Provided data
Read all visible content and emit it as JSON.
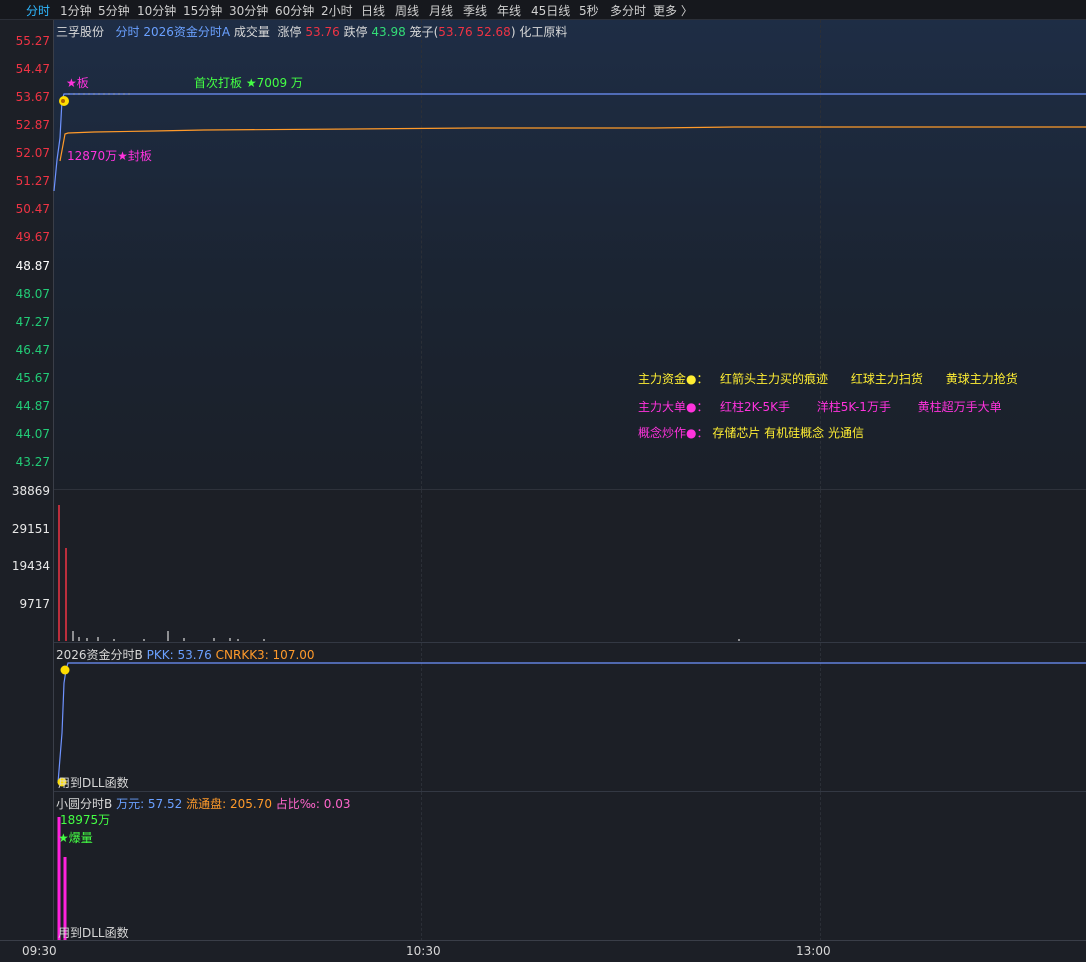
{
  "toolbar": {
    "periods": [
      "分时",
      "1分钟",
      "5分钟",
      "10分钟",
      "15分钟",
      "30分钟",
      "60分钟",
      "2小时",
      "日线",
      "周线",
      "月线",
      "季线",
      "年线",
      "45日线",
      "5秒",
      "多分时",
      "更多 〉"
    ]
  },
  "main_header": {
    "stock_name": "三孚股份",
    "mode": "分时",
    "indicator": "2026资金分时A",
    "volume_label": "成交量",
    "limit_up_label": "涨停",
    "limit_up_value": "53.76",
    "limit_down_label": "跌停",
    "limit_down_value": "43.98",
    "cage_label": "笼子(",
    "cage_value": "53.76 52.68",
    "cage_close": ")",
    "sector": "化工原料"
  },
  "price_axis": [
    "55.27",
    "54.47",
    "53.67",
    "52.87",
    "52.07",
    "51.27",
    "50.47",
    "49.67",
    "48.87",
    "48.07",
    "47.27",
    "46.47",
    "45.67",
    "44.87",
    "44.07",
    "43.27"
  ],
  "volume_axis": [
    "38869",
    "29151",
    "19434",
    "9717"
  ],
  "annotations": {
    "board_star": "★板",
    "first_limit": "首次打板 ★7009 万",
    "seal": "12870万★封板"
  },
  "legend": {
    "row1_title": "主力资金●：",
    "row1_items": [
      "红箭头主力买的痕迹",
      "红球主力扫货",
      "黄球主力抢货"
    ],
    "row2_title": "主力大单●：",
    "row2_items": [
      "红柱2K-5K手",
      "洋柱5K-1万手",
      "黄柱超万手大单"
    ],
    "row3_title": "概念炒作●：",
    "row3_items": "存储芯片 有机硅概念 光通信"
  },
  "panel_b": {
    "name": "2026资金分时B",
    "pkk": "PKK: 53.76",
    "cnrkk": "CNRKK3: 107.00",
    "footer": "用到DLL函数"
  },
  "panel_c": {
    "name": "小圆分时B",
    "wan": "万元: 57.52",
    "float": "流通盘: 205.70",
    "ratio": "占比‰: 0.03",
    "amount": "18975万",
    "burst": "★爆量",
    "footer": "用到DLL函数"
  },
  "time_axis": [
    "09:30",
    "10:30",
    "13:00"
  ],
  "colors": {
    "price_line": "#6f93ff",
    "avg_line": "#ff9a2a",
    "volume_bar_up": "#ee3344",
    "magenta_bar": "#ff22dd",
    "marker_yellow": "#ffdd00"
  }
}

What you will do
Pictures are not part of the copy; output everything else in the records exactly.

Solution to this task
Read all visible content and emit it as JSON.
{
  "toolbar": {
    "periods": [
      "分时",
      "1分钟",
      "5分钟",
      "10分钟",
      "15分钟",
      "30分钟",
      "60分钟",
      "2小时",
      "日线",
      "周线",
      "月线",
      "季线",
      "年线",
      "45日线",
      "5秒",
      "多分时",
      "更多 〉"
    ]
  },
  "main_header": {
    "stock_name": "三孚股份",
    "mode": "分时",
    "indicator": "2026资金分时A",
    "volume_label": "成交量",
    "limit_up_label": "涨停",
    "limit_up_value": "53.76",
    "limit_down_label": "跌停",
    "limit_down_value": "43.98",
    "cage_label": "笼子(",
    "cage_value": "53.76 52.68",
    "cage_close": ")",
    "sector": "化工原料"
  },
  "price_axis": [
    "55.27",
    "54.47",
    "53.67",
    "52.87",
    "52.07",
    "51.27",
    "50.47",
    "49.67",
    "48.87",
    "48.07",
    "47.27",
    "46.47",
    "45.67",
    "44.87",
    "44.07",
    "43.27"
  ],
  "volume_axis": [
    "38869",
    "29151",
    "19434",
    "9717"
  ],
  "annotations": {
    "board_star": "★板",
    "first_limit": "首次打板 ★7009 万",
    "seal": "12870万★封板"
  },
  "legend": {
    "row1_title": "主力资金●：",
    "row1_items": [
      "红箭头主力买的痕迹",
      "红球主力扫货",
      "黄球主力抢货"
    ],
    "row2_title": "主力大单●：",
    "row2_items": [
      "红柱2K-5K手",
      "洋柱5K-1万手",
      "黄柱超万手大单"
    ],
    "row3_title": "概念炒作●：",
    "row3_items": "存储芯片 有机硅概念 光通信"
  },
  "panel_b": {
    "name": "2026资金分时B",
    "pkk": "PKK: 53.76",
    "cnrkk": "CNRKK3: 107.00",
    "footer": "用到DLL函数"
  },
  "panel_c": {
    "name": "小圆分时B",
    "wan": "万元: 57.52",
    "float": "流通盘: 205.70",
    "ratio": "占比‰: 0.03",
    "amount": "18975万",
    "burst": "★爆量",
    "footer": "用到DLL函数"
  },
  "time_axis": [
    "09:30",
    "10:30",
    "13:00"
  ],
  "colors": {
    "price_line": "#6f93ff",
    "avg_line": "#ff9a2a",
    "volume_bar_up": "#ee3344",
    "magenta_bar": "#ff22dd",
    "marker_yellow": "#ffdd00"
  }
}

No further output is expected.